SET PROBLEM: All of the material below is to be repeated exactly.

INPUT DATA:
* BEGIN *

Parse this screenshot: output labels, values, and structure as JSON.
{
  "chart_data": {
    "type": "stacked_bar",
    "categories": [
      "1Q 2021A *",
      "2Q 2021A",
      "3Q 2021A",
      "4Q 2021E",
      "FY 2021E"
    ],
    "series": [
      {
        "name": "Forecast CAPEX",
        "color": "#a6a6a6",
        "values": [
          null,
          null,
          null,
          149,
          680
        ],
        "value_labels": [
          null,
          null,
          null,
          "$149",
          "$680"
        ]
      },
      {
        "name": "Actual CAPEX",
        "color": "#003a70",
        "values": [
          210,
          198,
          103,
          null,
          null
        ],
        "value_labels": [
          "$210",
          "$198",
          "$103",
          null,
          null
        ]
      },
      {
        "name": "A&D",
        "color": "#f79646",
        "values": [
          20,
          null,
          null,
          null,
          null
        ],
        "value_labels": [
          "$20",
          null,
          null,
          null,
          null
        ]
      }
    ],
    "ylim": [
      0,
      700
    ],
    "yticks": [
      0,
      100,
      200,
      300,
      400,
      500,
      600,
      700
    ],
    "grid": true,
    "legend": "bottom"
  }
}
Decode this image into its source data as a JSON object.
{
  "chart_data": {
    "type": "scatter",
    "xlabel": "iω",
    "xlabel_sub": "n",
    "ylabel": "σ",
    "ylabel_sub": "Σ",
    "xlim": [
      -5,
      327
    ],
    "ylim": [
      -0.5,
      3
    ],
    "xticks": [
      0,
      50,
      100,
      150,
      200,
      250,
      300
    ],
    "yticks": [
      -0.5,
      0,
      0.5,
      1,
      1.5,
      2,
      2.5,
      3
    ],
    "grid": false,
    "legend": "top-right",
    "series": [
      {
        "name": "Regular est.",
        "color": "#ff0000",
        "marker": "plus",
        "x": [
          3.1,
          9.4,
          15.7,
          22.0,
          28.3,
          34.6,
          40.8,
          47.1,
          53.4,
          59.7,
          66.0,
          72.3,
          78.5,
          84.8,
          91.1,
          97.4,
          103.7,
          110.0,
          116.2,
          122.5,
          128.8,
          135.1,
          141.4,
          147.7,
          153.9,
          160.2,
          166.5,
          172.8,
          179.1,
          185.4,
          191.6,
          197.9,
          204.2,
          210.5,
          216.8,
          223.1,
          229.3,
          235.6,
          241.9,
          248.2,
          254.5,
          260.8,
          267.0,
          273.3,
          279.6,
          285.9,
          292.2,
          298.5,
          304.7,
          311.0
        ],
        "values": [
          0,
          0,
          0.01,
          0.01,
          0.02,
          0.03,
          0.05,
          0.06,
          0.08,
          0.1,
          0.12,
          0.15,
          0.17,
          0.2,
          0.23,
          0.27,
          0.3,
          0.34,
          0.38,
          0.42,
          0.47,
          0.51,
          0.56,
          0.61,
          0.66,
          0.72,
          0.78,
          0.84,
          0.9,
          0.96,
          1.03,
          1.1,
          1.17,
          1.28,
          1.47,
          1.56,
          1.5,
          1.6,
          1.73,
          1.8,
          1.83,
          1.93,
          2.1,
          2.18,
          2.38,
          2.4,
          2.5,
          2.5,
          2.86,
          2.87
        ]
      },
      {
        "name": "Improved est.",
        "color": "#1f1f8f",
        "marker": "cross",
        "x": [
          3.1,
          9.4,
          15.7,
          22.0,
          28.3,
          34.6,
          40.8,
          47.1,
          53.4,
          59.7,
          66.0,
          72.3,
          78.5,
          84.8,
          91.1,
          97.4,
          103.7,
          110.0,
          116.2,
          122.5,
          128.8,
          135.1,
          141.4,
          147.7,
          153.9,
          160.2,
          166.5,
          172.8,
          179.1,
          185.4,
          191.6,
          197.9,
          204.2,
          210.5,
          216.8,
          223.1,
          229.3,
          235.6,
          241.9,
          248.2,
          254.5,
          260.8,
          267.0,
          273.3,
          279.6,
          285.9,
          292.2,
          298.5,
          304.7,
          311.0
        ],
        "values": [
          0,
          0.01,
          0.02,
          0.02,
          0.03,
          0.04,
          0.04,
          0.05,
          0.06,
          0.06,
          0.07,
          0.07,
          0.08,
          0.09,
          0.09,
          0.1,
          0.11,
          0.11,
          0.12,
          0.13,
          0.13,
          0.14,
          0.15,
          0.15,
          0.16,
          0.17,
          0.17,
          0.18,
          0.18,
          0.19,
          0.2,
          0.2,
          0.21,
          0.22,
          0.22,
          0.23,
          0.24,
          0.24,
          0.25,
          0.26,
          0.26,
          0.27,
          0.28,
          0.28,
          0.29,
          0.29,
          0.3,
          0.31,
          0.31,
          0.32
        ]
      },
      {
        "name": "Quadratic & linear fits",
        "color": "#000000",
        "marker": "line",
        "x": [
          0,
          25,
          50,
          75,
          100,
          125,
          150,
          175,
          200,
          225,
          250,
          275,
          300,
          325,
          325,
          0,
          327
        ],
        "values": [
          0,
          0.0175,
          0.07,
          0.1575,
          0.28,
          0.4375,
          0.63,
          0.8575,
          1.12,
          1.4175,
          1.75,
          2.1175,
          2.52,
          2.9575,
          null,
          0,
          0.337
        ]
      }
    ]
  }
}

* END *

FINAL ANSWER:
Parse this screenshot: output labels, values, and structure as JSON.
{
  "chart_data": {
    "type": "stacked_bar",
    "categories": [
      "1Q 2021A *",
      "2Q 2021A",
      "3Q 2021A",
      "4Q 2021E",
      "FY 2021E"
    ],
    "series": [
      {
        "name": "Forecast CAPEX",
        "color": "#a6a6a6",
        "values": [
          null,
          null,
          null,
          149,
          680
        ],
        "value_labels": [
          null,
          null,
          null,
          "$149",
          "$680"
        ]
      },
      {
        "name": "Actual CAPEX",
        "color": "#003a70",
        "values": [
          210,
          198,
          103,
          null,
          null
        ],
        "value_labels": [
          "$210",
          "$198",
          "$103",
          null,
          null
        ]
      },
      {
        "name": "A&D",
        "color": "#f79646",
        "values": [
          20,
          null,
          null,
          null,
          null
        ],
        "value_labels": [
          "$20",
          null,
          null,
          null,
          null
        ]
      }
    ],
    "ylim": [
      0,
      700
    ],
    "yticks": [
      0,
      100,
      200,
      300,
      400,
      500,
      600,
      700
    ],
    "grid": true,
    "legend": "bottom"
  }
}
Decode this image into its source data as a JSON object.
{
  "chart_data": {
    "type": "scatter",
    "xlabel": "iω",
    "xlabel_sub": "n",
    "ylabel": "σ",
    "ylabel_sub": "Σ",
    "xlim": [
      -5,
      327
    ],
    "ylim": [
      -0.5,
      3
    ],
    "xticks": [
      0,
      50,
      100,
      150,
      200,
      250,
      300
    ],
    "yticks": [
      -0.5,
      0,
      0.5,
      1,
      1.5,
      2,
      2.5,
      3
    ],
    "grid": false,
    "legend": "top-right",
    "series": [
      {
        "name": "Regular est.",
        "color": "#ff0000",
        "marker": "plus",
        "x": [
          3.1,
          9.4,
          15.7,
          22.0,
          28.3,
          34.6,
          40.8,
          47.1,
          53.4,
          59.7,
          66.0,
          72.3,
          78.5,
          84.8,
          91.1,
          97.4,
          103.7,
          110.0,
          116.2,
          122.5,
          128.8,
          135.1,
          141.4,
          147.7,
          153.9,
          160.2,
          166.5,
          172.8,
          179.1,
          185.4,
          191.6,
          197.9,
          204.2,
          210.5,
          216.8,
          223.1,
          229.3,
          235.6,
          241.9,
          248.2,
          254.5,
          260.8,
          267.0,
          273.3,
          279.6,
          285.9,
          292.2,
          298.5,
          304.7,
          311.0
        ],
        "values": [
          0,
          0,
          0.01,
          0.01,
          0.02,
          0.03,
          0.05,
          0.06,
          0.08,
          0.1,
          0.12,
          0.15,
          0.17,
          0.2,
          0.23,
          0.27,
          0.3,
          0.34,
          0.38,
          0.42,
          0.47,
          0.51,
          0.56,
          0.61,
          0.66,
          0.72,
          0.78,
          0.84,
          0.9,
          0.96,
          1.03,
          1.1,
          1.17,
          1.28,
          1.47,
          1.56,
          1.5,
          1.6,
          1.73,
          1.8,
          1.83,
          1.93,
          2.1,
          2.18,
          2.38,
          2.4,
          2.5,
          2.5,
          2.86,
          2.87
        ]
      },
      {
        "name": "Improved est.",
        "color": "#1f1f8f",
        "marker": "cross",
        "x": [
          3.1,
          9.4,
          15.7,
          22.0,
          28.3,
          34.6,
          40.8,
          47.1,
          53.4,
          59.7,
          66.0,
          72.3,
          78.5,
          84.8,
          91.1,
          97.4,
          103.7,
          110.0,
          116.2,
          122.5,
          128.8,
          135.1,
          141.4,
          147.7,
          153.9,
          160.2,
          166.5,
          172.8,
          179.1,
          185.4,
          191.6,
          197.9,
          204.2,
          210.5,
          216.8,
          223.1,
          229.3,
          235.6,
          241.9,
          248.2,
          254.5,
          260.8,
          267.0,
          273.3,
          279.6,
          285.9,
          292.2,
          298.5,
          304.7,
          311.0
        ],
        "values": [
          0,
          0.01,
          0.02,
          0.02,
          0.03,
          0.04,
          0.04,
          0.05,
          0.06,
          0.06,
          0.07,
          0.07,
          0.08,
          0.09,
          0.09,
          0.1,
          0.11,
          0.11,
          0.12,
          0.13,
          0.13,
          0.14,
          0.15,
          0.15,
          0.16,
          0.17,
          0.17,
          0.18,
          0.18,
          0.19,
          0.2,
          0.2,
          0.21,
          0.22,
          0.22,
          0.23,
          0.24,
          0.24,
          0.25,
          0.26,
          0.26,
          0.27,
          0.28,
          0.28,
          0.29,
          0.29,
          0.3,
          0.31,
          0.31,
          0.32
        ]
      },
      {
        "name": "Quadratic & linear fits",
        "color": "#000000",
        "marker": "line",
        "x": [
          0,
          25,
          50,
          75,
          100,
          125,
          150,
          175,
          200,
          225,
          250,
          275,
          300,
          325,
          325,
          0,
          327
        ],
        "values": [
          0,
          0.0175,
          0.07,
          0.1575,
          0.28,
          0.4375,
          0.63,
          0.8575,
          1.12,
          1.4175,
          1.75,
          2.1175,
          2.52,
          2.9575,
          null,
          0,
          0.337
        ]
      }
    ]
  }
}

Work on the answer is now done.